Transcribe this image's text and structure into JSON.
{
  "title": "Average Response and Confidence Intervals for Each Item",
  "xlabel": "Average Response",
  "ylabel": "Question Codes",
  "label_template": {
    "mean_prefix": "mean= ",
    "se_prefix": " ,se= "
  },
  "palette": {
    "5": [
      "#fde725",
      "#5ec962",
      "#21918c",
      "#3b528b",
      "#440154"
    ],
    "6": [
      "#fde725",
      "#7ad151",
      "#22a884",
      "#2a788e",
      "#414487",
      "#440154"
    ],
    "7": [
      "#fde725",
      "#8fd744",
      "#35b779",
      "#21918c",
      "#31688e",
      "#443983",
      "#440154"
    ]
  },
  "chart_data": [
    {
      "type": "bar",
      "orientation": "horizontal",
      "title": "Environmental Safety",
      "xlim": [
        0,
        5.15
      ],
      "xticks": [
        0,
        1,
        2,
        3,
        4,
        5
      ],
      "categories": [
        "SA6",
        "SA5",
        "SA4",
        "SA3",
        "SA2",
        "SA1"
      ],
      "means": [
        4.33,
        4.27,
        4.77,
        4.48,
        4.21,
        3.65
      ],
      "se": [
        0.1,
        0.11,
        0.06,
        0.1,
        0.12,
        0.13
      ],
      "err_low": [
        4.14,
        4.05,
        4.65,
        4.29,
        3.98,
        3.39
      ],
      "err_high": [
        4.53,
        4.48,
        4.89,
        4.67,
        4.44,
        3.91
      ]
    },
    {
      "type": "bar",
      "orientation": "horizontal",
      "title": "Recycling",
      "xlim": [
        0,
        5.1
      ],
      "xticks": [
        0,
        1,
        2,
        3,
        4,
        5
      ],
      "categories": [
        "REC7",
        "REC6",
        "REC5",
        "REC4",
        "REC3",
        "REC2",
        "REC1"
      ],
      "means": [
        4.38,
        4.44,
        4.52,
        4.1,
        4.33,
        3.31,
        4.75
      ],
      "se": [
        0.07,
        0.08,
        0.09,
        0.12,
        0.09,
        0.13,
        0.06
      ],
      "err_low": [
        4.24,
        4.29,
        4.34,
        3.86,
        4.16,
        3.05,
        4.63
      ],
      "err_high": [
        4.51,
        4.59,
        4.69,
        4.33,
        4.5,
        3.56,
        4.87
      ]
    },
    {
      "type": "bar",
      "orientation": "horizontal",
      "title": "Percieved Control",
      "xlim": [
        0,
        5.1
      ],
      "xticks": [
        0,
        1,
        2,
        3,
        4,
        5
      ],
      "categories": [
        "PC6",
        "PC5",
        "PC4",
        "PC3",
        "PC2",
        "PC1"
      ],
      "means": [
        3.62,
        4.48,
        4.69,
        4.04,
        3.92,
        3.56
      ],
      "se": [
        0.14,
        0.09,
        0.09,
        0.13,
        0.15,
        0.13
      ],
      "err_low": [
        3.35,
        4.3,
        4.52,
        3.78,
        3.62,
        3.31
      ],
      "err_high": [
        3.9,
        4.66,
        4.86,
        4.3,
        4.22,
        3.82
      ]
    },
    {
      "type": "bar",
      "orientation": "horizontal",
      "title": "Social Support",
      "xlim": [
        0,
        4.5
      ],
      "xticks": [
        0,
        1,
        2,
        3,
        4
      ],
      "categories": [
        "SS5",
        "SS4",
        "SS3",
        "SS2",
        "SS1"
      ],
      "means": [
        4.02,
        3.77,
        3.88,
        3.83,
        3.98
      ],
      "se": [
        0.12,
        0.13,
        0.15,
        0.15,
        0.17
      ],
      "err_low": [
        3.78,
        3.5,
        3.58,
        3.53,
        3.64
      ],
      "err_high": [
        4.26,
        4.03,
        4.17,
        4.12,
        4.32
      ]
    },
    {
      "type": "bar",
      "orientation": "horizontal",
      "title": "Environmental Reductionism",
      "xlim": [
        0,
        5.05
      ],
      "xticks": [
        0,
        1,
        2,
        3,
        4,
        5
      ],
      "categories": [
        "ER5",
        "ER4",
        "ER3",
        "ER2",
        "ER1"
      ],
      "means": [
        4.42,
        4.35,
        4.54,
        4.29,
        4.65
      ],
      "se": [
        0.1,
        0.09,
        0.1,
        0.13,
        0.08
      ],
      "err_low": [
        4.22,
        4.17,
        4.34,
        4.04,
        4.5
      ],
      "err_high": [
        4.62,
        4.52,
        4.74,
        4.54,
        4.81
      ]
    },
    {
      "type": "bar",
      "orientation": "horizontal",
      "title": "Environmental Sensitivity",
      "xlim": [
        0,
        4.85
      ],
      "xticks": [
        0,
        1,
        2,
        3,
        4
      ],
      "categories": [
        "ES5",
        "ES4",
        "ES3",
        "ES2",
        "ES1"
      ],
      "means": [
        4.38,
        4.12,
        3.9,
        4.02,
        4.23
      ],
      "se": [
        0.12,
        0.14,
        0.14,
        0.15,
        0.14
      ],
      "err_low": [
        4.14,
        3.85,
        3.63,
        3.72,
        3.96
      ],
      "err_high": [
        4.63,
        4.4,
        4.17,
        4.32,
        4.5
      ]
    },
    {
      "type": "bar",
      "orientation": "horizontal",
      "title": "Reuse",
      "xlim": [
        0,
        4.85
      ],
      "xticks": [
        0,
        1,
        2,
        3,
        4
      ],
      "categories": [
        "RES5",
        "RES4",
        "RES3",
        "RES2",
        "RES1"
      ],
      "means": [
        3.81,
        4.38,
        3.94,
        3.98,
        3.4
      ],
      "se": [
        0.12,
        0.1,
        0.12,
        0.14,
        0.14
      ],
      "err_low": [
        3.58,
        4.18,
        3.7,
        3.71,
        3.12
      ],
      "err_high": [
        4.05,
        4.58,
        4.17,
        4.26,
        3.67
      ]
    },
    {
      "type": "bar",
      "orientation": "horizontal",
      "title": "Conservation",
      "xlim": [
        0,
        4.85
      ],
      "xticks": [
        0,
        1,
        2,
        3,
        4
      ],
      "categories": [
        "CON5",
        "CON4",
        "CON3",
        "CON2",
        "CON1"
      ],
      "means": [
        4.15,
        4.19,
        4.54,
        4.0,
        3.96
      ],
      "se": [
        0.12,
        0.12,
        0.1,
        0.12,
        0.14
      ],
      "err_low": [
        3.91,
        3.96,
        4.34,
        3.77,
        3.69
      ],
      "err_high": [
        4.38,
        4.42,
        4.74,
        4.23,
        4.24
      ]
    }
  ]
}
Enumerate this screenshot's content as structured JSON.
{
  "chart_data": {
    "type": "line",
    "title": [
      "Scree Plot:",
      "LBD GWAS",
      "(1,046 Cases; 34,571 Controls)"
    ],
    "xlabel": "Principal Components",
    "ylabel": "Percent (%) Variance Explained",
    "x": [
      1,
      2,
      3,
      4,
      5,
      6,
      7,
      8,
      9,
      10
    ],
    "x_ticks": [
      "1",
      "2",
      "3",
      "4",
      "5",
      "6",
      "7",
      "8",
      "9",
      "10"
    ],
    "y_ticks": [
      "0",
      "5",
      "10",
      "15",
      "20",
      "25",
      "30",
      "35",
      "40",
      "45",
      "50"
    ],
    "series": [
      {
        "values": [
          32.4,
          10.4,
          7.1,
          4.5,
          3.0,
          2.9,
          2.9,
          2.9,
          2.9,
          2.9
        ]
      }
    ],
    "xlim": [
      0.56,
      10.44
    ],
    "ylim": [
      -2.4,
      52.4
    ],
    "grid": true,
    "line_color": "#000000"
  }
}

───

Return only the lines running from the line with "Enumerate this screenshot's" to the last line of the records, both included, exactly as written.

**Expected answer**
Enumerate this screenshot's content as structured JSON.
{
  "chart_data": {
    "type": "line",
    "title": [
      "Scree Plot:",
      "LBD GWAS",
      "(1,046 Cases; 34,571 Controls)"
    ],
    "xlabel": "Principal Components",
    "ylabel": "Percent (%) Variance Explained",
    "x": [
      1,
      2,
      3,
      4,
      5,
      6,
      7,
      8,
      9,
      10
    ],
    "x_ticks": [
      "1",
      "2",
      "3",
      "4",
      "5",
      "6",
      "7",
      "8",
      "9",
      "10"
    ],
    "y_ticks": [
      "0",
      "5",
      "10",
      "15",
      "20",
      "25",
      "30",
      "35",
      "40",
      "45",
      "50"
    ],
    "series": [
      {
        "values": [
          32.4,
          10.4,
          7.1,
          4.5,
          3.0,
          2.9,
          2.9,
          2.9,
          2.9,
          2.9
        ]
      }
    ],
    "xlim": [
      0.56,
      10.44
    ],
    "ylim": [
      -2.4,
      52.4
    ],
    "grid": true,
    "line_color": "#000000"
  }
}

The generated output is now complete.